[Records from a data source]
-.-.-

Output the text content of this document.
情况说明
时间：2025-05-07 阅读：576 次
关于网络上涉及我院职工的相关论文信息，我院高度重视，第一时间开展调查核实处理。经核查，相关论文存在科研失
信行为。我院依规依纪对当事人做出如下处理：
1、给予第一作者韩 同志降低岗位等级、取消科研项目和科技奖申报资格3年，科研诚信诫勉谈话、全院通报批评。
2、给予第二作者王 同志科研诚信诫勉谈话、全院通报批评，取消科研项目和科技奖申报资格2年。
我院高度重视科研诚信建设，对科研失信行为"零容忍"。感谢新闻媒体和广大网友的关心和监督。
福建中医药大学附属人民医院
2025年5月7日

-.-.-

**What you are asked to do:**
Write out all records exactly, keeping every detail.

**Answer to the task:**
Output the text content of this document.
情况说明
时间：2025-05-07 阅读：576 次
关于网络上涉及我院职工的相关论文信息，我院高度重视，第一时间开展调查核实处理。经核查，相关论文存在科研失
信行为。我院依规依纪对当事人做出如下处理：
1、给予第一作者韩 同志降低岗位等级、取消科研项目和科技奖申报资格3年，科研诚信诫勉谈话、全院通报批评。
2、给予第二作者王 同志科研诚信诫勉谈话、全院通报批评，取消科研项目和科技奖申报资格2年。
我院高度重视科研诚信建设，对科研失信行为"零容忍"。感谢新闻媒体和广大网友的关心和监督。
福建中医药大学附属人民医院
2025年5月7日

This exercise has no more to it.